Copy out each line of the data that includes the string "sleep".

:::

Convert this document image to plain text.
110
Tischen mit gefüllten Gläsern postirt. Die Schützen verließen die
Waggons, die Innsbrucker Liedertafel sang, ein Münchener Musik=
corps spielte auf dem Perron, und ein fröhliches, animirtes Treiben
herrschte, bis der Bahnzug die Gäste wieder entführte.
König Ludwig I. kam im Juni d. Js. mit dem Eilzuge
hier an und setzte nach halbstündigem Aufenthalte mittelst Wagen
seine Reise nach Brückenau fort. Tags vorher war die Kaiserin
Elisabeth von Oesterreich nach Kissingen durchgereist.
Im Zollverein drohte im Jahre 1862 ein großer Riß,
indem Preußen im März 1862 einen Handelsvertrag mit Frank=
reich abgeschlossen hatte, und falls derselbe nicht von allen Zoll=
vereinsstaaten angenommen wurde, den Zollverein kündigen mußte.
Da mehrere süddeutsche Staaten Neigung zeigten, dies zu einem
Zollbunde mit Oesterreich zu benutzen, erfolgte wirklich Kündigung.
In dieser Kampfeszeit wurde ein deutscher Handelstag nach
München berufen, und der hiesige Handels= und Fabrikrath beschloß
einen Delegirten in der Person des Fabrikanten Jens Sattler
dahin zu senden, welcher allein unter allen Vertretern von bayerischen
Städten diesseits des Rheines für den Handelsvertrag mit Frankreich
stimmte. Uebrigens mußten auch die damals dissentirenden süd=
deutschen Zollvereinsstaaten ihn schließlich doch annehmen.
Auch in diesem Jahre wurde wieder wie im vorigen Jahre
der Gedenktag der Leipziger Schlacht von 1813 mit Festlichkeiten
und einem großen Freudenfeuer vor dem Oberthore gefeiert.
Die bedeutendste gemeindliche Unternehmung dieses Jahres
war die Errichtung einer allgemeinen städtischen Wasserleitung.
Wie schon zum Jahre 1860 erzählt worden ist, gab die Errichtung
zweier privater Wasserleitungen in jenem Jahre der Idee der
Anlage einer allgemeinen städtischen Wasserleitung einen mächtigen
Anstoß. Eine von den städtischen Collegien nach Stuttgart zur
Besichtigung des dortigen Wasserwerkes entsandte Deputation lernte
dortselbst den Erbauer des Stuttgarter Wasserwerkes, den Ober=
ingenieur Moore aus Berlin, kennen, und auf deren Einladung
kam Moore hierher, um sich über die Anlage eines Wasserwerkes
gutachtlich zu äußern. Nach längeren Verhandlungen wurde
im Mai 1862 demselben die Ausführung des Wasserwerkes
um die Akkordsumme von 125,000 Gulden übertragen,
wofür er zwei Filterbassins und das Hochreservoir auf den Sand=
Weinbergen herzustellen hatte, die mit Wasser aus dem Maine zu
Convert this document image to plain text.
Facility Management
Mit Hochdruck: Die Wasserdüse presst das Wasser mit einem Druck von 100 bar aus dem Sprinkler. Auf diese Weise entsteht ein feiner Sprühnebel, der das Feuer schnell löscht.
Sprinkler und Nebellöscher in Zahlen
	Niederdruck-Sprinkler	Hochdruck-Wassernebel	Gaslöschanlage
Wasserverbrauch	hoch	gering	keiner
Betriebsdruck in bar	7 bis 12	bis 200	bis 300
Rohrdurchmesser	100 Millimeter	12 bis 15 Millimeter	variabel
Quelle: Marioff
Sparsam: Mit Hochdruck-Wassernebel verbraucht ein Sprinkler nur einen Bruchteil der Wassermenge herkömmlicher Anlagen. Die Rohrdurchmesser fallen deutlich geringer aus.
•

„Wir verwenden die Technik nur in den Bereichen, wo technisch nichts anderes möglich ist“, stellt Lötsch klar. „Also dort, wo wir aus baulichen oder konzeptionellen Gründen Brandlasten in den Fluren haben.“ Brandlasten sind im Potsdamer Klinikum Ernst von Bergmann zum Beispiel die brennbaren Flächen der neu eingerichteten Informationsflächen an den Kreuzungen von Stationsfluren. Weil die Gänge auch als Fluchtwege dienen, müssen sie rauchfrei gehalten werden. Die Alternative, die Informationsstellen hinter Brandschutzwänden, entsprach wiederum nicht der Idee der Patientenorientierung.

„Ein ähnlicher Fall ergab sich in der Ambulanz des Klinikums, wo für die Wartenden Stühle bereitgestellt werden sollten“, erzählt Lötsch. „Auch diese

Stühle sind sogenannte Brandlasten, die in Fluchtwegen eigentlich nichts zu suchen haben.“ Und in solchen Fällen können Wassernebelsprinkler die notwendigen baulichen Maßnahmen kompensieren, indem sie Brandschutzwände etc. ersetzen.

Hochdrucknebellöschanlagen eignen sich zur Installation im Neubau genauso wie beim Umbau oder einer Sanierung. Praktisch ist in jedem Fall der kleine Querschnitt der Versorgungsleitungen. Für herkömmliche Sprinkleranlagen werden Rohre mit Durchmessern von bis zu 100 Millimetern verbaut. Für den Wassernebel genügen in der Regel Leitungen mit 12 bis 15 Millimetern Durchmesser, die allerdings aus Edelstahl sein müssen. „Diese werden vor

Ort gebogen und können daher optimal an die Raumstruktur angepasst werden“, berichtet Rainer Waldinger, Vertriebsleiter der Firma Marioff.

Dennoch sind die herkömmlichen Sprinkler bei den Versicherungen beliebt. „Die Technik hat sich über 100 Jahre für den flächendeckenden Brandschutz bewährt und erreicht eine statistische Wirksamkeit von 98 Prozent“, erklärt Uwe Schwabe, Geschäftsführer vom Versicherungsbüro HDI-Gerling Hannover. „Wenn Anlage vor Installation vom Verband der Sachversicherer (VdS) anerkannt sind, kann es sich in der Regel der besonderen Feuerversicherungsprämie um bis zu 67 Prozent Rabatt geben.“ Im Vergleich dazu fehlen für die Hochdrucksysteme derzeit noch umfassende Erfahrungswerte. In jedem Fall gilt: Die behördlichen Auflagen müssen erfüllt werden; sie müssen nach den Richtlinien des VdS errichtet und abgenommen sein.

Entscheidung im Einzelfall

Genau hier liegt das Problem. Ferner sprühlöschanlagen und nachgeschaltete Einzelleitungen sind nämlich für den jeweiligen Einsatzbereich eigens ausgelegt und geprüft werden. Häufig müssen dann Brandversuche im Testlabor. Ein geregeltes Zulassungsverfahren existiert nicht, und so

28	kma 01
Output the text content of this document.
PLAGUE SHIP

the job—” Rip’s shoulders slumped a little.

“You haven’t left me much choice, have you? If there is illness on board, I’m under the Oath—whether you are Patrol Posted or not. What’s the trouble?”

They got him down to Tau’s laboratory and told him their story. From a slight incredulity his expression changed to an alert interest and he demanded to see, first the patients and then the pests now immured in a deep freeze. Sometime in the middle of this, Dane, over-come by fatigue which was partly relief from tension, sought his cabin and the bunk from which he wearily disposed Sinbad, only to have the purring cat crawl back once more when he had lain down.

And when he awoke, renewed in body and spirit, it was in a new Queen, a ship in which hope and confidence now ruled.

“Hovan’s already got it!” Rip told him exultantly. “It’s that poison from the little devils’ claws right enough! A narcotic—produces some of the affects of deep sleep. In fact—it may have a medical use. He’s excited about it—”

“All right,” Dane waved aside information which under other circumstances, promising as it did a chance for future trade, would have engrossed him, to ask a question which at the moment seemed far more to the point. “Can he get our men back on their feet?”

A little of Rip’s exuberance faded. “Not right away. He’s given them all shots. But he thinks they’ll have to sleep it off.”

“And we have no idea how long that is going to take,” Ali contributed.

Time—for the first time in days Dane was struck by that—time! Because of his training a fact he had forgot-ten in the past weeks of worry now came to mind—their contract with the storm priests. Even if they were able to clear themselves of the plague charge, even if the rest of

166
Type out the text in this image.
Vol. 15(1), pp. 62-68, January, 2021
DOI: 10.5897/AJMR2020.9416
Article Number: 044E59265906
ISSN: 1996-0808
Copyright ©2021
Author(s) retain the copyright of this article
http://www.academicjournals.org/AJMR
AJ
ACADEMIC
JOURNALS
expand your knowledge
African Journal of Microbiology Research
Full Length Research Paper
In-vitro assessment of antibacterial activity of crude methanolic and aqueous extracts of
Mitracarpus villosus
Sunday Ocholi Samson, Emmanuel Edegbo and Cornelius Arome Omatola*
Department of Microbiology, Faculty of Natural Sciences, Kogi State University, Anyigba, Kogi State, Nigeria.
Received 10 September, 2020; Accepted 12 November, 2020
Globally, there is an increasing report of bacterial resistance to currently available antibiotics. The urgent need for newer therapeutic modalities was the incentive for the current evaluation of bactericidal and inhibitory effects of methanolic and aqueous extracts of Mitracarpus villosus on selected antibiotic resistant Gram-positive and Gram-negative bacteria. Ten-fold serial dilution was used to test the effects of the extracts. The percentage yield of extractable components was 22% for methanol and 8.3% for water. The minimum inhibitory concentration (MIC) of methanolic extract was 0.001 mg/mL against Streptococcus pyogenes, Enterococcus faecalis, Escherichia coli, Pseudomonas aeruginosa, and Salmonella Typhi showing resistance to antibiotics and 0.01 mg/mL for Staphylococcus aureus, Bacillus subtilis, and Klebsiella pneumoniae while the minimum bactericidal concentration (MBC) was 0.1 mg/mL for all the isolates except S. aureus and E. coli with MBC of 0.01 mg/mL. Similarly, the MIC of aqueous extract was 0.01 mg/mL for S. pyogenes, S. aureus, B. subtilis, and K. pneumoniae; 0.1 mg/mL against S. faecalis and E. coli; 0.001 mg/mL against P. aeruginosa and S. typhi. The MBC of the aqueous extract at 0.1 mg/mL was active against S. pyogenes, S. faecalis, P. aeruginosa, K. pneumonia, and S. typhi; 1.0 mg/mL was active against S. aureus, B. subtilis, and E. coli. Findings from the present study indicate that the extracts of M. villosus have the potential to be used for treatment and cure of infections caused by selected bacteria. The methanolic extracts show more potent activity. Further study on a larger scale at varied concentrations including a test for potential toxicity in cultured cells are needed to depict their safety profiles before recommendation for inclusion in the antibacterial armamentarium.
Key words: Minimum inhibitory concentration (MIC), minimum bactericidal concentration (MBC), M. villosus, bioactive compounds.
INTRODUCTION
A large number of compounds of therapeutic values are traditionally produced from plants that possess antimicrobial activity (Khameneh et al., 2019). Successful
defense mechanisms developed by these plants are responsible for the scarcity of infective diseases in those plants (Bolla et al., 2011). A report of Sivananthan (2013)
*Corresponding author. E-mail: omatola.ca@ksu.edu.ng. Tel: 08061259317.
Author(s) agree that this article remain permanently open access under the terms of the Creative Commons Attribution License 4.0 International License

:::

## Reply:
“Hovan’s already got it!” Rip told him exultantly. “It’s that poison from the little devils’ claws right enough! A narcotic—produces some of the affects of deep sleep. In fact—it may have a medical use. He’s excited about it—”
A little of Rip’s exuberance faded. “Not right away. He’s given them all shots. But he thinks they’ll have to sleep it off.”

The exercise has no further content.